To be done: Write out every line of the material as it stands, apart from the pictures.

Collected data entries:
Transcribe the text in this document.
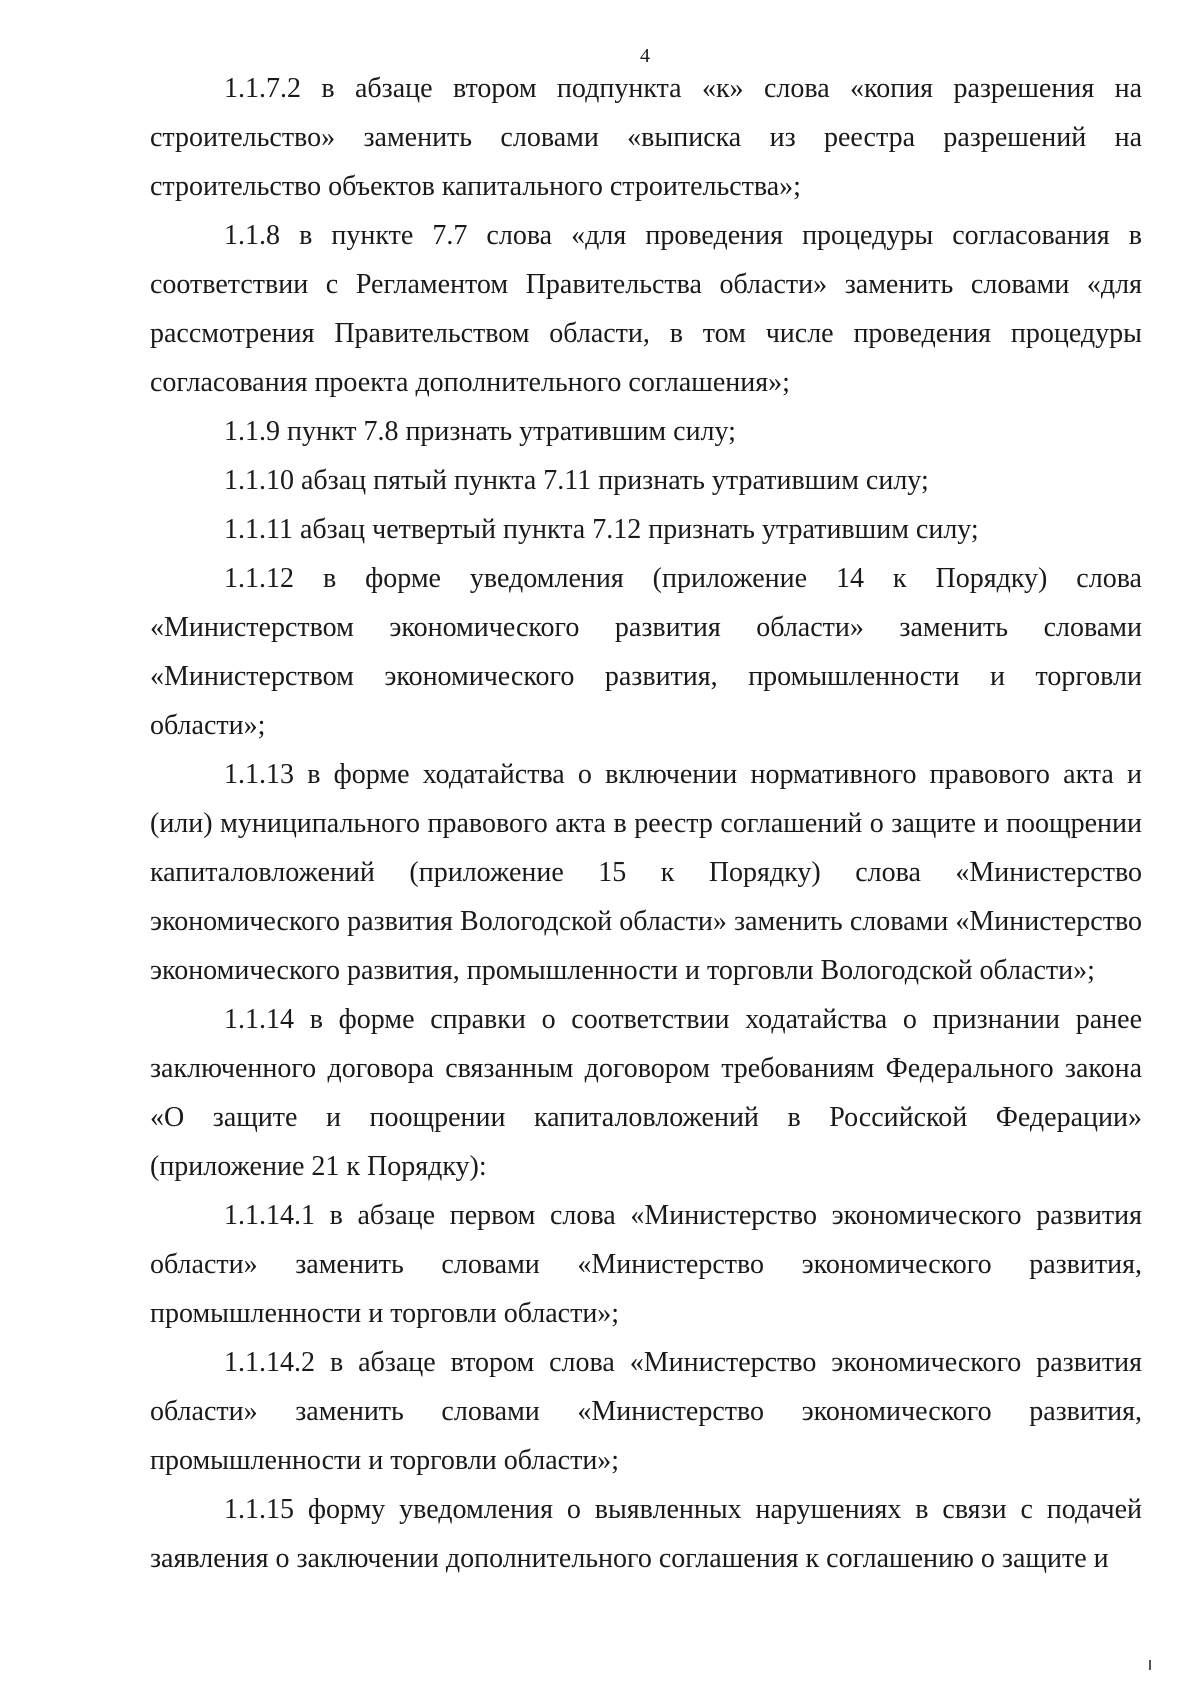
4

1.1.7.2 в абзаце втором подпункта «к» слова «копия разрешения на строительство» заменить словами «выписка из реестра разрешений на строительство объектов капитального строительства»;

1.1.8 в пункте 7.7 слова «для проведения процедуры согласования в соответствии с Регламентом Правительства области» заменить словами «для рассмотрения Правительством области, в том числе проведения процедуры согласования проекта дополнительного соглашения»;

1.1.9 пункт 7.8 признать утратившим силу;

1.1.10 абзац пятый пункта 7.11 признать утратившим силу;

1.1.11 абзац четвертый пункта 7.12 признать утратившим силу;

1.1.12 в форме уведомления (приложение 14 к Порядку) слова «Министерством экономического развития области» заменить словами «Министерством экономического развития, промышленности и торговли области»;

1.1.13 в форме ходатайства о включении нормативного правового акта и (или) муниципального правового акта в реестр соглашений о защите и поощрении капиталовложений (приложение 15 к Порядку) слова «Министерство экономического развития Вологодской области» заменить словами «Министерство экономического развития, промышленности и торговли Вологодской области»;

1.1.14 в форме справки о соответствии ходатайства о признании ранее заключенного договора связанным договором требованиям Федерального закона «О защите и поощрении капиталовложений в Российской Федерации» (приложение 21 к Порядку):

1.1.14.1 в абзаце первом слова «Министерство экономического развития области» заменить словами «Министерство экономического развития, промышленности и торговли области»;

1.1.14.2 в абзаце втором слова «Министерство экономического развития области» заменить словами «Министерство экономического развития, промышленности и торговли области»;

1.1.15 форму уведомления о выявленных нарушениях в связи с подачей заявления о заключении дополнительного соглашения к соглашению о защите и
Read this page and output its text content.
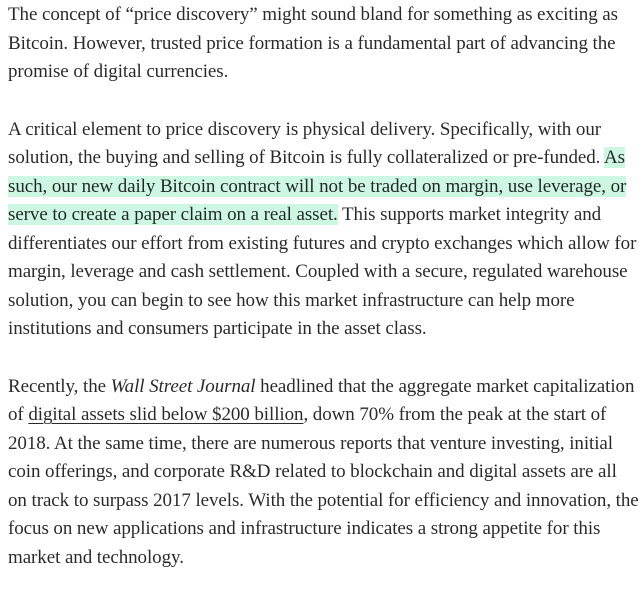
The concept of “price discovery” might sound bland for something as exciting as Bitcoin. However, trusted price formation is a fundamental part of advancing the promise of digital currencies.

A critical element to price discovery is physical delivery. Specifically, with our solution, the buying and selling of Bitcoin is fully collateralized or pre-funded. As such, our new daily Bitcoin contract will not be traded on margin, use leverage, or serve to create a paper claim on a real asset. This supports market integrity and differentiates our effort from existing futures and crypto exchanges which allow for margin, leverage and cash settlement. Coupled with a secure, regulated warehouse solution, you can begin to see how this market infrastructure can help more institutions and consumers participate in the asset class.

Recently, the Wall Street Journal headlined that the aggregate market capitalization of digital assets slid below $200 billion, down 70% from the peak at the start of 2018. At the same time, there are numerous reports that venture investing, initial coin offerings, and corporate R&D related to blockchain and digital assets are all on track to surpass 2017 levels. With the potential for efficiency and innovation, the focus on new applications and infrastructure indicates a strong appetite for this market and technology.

Exercise result:
Transcribe the text in this document.
4

1.1.7.2 в абзаце втором подпункта «к» слова «копия разрешения на строительство» заменить словами «выписка из реестра разрешений на строительство объектов капитального строительства»;

1.1.8 в пункте 7.7 слова «для проведения процедуры согласования в соответствии с Регламентом Правительства области» заменить словами «для рассмотрения Правительством области, в том числе проведения процедуры согласования проекта дополнительного соглашения»;

1.1.9 пункт 7.8 признать утратившим силу;

1.1.10 абзац пятый пункта 7.11 признать утратившим силу;

1.1.11 абзац четвертый пункта 7.12 признать утратившим силу;

1.1.12 в форме уведомления (приложение 14 к Порядку) слова «Министерством экономического развития области» заменить словами «Министерством экономического развития, промышленности и торговли области»;

1.1.13 в форме ходатайства о включении нормативного правового акта и (или) муниципального правового акта в реестр соглашений о защите и поощрении капиталовложений (приложение 15 к Порядку) слова «Министерство экономического развития Вологодской области» заменить словами «Министерство экономического развития, промышленности и торговли Вологодской области»;

1.1.14 в форме справки о соответствии ходатайства о признании ранее заключенного договора связанным договором требованиям Федерального закона «О защите и поощрении капиталовложений в Российской Федерации» (приложение 21 к Порядку):

1.1.14.1 в абзаце первом слова «Министерство экономического развития области» заменить словами «Министерство экономического развития, промышленности и торговли области»;

1.1.14.2 в абзаце втором слова «Министерство экономического развития области» заменить словами «Министерство экономического развития, промышленности и торговли области»;

1.1.15 форму уведомления о выявленных нарушениях в связи с подачей заявления о заключении дополнительного соглашения к соглашению о защите и
Read this page and output its text content.
The concept of “price discovery” might sound bland for something as exciting as Bitcoin. However, trusted price formation is a fundamental part of advancing the promise of digital currencies.

A critical element to price discovery is physical delivery. Specifically, with our solution, the buying and selling of Bitcoin is fully collateralized or pre-funded. As such, our new daily Bitcoin contract will not be traded on margin, use leverage, or serve to create a paper claim on a real asset. This supports market integrity and differentiates our effort from existing futures and crypto exchanges which allow for margin, leverage and cash settlement. Coupled with a secure, regulated warehouse solution, you can begin to see how this market infrastructure can help more institutions and consumers participate in the asset class.

Recently, the Wall Street Journal headlined that the aggregate market capitalization of digital assets slid below $200 billion, down 70% from the peak at the start of 2018. At the same time, there are numerous reports that venture investing, initial coin offerings, and corporate R&D related to blockchain and digital assets are all on track to surpass 2017 levels. With the potential for efficiency and innovation, the focus on new applications and infrastructure indicates a strong appetite for this market and technology.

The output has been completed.